• _Task directions_: Begin at the line that contains "Enumerate this screenshot's" and repeat every line from there to the end of the records below, inclusive, without adding any other line.

• _Data provided_:

* * * *

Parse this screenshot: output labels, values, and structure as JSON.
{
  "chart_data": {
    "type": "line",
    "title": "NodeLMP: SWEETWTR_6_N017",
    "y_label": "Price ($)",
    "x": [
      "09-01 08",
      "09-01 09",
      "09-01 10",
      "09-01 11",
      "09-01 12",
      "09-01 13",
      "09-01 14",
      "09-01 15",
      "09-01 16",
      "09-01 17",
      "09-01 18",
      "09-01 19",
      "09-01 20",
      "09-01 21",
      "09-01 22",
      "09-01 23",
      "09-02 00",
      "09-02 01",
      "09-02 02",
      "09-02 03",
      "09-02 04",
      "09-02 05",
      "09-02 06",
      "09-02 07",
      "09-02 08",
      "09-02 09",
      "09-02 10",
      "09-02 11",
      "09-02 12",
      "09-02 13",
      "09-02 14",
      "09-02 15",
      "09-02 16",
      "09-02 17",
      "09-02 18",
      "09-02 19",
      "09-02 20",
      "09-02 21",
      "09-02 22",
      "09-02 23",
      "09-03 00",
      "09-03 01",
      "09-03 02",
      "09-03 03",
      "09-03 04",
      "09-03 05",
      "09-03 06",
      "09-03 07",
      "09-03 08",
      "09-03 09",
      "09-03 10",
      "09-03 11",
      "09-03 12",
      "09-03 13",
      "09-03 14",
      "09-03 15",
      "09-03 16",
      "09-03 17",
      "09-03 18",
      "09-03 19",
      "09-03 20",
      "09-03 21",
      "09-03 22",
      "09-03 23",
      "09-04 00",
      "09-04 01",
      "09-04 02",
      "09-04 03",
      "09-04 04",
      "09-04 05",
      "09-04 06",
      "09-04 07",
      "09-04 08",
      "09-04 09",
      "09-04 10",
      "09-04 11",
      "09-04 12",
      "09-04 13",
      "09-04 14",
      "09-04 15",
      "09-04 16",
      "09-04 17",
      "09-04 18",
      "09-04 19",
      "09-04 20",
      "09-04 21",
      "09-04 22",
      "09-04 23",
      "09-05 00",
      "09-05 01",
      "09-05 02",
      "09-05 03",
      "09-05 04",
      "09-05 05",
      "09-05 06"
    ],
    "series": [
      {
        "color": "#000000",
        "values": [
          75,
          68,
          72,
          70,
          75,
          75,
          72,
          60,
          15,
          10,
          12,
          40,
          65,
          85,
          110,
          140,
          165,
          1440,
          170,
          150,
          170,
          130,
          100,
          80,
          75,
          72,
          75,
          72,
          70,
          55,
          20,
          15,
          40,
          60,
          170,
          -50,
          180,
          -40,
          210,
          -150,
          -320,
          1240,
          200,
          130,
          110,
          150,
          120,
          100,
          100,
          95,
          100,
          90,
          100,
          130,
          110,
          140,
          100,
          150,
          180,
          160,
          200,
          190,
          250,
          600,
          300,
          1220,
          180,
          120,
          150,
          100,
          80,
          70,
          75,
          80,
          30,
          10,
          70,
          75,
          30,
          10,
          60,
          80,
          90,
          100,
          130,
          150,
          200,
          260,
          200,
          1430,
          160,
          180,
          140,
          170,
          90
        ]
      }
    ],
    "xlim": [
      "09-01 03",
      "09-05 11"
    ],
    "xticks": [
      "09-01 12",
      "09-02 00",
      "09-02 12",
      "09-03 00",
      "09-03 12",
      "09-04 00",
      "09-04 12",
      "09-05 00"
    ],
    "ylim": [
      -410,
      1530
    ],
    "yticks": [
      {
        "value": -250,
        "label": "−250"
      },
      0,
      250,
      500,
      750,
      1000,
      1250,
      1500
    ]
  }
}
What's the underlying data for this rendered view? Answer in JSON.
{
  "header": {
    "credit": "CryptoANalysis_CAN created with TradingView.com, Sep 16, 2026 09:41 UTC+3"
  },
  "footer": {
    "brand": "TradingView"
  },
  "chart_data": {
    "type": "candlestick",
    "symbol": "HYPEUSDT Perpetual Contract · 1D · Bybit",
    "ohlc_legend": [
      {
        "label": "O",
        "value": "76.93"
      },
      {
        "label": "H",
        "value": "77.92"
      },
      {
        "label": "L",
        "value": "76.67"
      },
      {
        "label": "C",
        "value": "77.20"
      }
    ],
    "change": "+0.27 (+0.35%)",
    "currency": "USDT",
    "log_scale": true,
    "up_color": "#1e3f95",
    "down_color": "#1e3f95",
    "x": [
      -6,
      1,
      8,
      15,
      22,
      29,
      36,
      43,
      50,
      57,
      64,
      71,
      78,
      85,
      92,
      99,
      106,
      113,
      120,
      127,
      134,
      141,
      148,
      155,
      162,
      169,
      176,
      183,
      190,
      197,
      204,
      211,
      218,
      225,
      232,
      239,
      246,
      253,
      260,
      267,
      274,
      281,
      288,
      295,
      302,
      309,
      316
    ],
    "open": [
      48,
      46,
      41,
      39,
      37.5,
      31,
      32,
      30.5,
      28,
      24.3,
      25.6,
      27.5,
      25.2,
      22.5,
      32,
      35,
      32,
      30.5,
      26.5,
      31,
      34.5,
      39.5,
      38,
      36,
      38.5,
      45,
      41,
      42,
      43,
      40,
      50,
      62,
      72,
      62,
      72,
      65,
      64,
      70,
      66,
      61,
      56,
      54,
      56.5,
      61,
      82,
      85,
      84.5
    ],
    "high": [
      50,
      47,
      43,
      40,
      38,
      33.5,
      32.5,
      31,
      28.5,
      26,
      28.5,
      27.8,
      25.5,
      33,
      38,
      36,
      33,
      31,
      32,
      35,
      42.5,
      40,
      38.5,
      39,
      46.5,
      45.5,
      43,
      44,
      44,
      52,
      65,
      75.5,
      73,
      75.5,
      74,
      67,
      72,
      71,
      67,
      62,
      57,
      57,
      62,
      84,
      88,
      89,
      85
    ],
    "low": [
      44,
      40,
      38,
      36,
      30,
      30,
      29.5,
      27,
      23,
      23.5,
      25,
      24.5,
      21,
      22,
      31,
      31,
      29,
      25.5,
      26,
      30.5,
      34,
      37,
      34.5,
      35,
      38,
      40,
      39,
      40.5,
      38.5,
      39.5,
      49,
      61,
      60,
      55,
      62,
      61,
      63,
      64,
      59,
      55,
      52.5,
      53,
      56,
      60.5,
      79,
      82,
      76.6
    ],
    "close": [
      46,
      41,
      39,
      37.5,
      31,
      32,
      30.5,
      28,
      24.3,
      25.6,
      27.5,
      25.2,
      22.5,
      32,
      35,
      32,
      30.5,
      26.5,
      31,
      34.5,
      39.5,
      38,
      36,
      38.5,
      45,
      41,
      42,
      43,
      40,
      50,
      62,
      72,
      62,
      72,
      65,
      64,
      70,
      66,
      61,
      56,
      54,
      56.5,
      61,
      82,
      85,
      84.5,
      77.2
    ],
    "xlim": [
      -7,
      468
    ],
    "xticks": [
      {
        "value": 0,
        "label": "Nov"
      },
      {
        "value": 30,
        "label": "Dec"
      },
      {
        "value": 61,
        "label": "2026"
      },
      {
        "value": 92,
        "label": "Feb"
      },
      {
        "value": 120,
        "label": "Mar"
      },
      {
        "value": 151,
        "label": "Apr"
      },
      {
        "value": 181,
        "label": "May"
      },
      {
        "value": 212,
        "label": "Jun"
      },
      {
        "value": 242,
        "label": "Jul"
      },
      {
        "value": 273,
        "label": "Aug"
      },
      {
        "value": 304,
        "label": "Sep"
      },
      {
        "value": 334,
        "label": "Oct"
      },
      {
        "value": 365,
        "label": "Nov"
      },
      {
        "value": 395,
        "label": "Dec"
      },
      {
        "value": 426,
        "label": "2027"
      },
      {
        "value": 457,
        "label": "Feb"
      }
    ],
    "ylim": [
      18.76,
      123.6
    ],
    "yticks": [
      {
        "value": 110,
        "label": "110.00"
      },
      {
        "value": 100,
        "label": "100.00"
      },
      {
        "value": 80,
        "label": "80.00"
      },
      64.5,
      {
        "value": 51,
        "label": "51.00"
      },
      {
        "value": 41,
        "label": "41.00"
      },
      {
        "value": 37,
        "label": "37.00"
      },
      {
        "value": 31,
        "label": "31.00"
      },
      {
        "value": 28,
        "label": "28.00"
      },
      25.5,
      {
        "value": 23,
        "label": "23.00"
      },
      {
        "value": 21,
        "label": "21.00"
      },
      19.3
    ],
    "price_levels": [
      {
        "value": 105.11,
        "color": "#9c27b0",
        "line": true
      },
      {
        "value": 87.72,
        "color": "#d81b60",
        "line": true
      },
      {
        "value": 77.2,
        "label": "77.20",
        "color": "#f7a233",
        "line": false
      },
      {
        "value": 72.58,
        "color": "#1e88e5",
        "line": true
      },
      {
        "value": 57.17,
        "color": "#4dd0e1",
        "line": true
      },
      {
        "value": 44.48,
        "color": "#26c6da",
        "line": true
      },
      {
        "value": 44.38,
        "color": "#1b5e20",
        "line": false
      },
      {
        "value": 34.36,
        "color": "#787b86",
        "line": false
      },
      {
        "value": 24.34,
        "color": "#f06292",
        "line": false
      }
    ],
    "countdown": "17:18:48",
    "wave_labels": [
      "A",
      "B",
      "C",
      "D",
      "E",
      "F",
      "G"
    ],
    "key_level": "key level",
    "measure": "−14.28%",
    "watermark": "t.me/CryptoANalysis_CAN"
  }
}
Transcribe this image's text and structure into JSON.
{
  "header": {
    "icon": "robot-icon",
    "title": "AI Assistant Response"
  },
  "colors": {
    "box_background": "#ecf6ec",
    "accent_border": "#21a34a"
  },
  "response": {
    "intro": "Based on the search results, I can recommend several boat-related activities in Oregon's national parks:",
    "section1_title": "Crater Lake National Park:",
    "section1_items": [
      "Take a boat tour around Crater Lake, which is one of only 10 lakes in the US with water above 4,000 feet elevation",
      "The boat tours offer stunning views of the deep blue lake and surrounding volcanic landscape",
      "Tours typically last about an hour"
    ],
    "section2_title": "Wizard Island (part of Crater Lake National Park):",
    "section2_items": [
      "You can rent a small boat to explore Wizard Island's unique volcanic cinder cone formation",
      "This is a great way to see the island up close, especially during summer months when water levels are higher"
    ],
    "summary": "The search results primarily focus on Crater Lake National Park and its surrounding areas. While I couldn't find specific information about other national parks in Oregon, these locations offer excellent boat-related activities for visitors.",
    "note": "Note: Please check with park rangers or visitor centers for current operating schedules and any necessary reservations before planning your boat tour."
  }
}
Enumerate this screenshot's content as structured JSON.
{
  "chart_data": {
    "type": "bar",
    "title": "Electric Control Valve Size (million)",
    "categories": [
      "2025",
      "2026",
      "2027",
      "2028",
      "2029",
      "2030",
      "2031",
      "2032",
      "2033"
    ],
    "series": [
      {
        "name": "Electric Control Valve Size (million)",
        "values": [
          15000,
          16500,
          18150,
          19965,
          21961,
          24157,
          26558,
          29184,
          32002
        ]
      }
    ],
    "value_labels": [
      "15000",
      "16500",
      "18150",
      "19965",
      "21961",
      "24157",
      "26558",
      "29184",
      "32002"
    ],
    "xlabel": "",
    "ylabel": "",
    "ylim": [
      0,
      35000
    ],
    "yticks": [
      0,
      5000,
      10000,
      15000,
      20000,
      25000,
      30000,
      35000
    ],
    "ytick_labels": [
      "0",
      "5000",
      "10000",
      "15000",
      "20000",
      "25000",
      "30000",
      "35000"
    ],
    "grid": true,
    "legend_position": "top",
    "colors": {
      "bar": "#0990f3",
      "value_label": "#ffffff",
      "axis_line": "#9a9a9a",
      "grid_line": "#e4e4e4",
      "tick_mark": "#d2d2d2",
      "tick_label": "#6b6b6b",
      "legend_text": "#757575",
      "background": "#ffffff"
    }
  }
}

* * * *

• _Finished task_:
Enumerate this screenshot's content as structured JSON.
{
  "chart_data": {
    "type": "bar",
    "title": "Electric Control Valve Size (million)",
    "categories": [
      "2025",
      "2026",
      "2027",
      "2028",
      "2029",
      "2030",
      "2031",
      "2032",
      "2033"
    ],
    "series": [
      {
        "name": "Electric Control Valve Size (million)",
        "values": [
          15000,
          16500,
          18150,
          19965,
          21961,
          24157,
          26558,
          29184,
          32002
        ]
      }
    ],
    "value_labels": [
      "15000",
      "16500",
      "18150",
      "19965",
      "21961",
      "24157",
      "26558",
      "29184",
      "32002"
    ],
    "xlabel": "",
    "ylabel": "",
    "ylim": [
      0,
      35000
    ],
    "yticks": [
      0,
      5000,
      10000,
      15000,
      20000,
      25000,
      30000,
      35000
    ],
    "ytick_labels": [
      "0",
      "5000",
      "10000",
      "15000",
      "20000",
      "25000",
      "30000",
      "35000"
    ],
    "grid": true,
    "legend_position": "top",
    "colors": {
      "bar": "#0990f3",
      "value_label": "#ffffff",
      "axis_line": "#9a9a9a",
      "grid_line": "#e4e4e4",
      "tick_mark": "#d2d2d2",
      "tick_label": "#6b6b6b",
      "legend_text": "#757575",
      "background": "#ffffff"
    }
  }
}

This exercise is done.